**Stated task**
Read through the records below and copy each line that uses the word "ciri".
▽
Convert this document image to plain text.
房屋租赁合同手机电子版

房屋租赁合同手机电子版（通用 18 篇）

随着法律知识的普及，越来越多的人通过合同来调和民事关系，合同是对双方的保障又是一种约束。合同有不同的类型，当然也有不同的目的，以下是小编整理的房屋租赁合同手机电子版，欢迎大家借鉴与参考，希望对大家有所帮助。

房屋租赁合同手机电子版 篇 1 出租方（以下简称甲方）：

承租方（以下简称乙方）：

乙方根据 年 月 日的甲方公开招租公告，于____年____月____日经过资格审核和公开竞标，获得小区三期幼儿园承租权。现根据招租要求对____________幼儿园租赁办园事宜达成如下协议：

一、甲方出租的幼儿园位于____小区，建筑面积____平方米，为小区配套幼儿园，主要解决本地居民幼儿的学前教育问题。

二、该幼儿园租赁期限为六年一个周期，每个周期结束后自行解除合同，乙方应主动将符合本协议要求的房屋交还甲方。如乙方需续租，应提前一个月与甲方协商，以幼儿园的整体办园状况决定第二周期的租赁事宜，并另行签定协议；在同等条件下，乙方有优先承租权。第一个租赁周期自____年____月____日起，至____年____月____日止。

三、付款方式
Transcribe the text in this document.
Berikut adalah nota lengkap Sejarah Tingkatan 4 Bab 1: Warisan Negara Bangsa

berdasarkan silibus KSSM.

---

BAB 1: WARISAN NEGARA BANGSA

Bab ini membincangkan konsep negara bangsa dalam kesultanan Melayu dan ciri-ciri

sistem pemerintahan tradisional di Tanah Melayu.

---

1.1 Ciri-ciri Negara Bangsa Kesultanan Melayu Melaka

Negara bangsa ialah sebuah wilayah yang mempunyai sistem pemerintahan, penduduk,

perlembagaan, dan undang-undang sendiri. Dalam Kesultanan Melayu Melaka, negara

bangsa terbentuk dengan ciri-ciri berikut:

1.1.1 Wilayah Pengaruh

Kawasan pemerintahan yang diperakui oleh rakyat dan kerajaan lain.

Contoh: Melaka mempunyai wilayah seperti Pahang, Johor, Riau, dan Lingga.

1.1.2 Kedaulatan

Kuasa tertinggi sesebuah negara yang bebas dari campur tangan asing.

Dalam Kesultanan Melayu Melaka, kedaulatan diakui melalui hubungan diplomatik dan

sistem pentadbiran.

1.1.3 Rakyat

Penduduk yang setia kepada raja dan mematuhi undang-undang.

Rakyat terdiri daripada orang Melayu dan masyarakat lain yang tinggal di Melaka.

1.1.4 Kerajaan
△
**Exercise solution**
Bab ini membincangkan konsep negara bangsa dalam kesultanan Melayu dan ciri-ciri
1.1 Ciri-ciri Negara Bangsa Kesultanan Melayu Melaka
bangsa terbentuk dengan ciri-ciri berikut:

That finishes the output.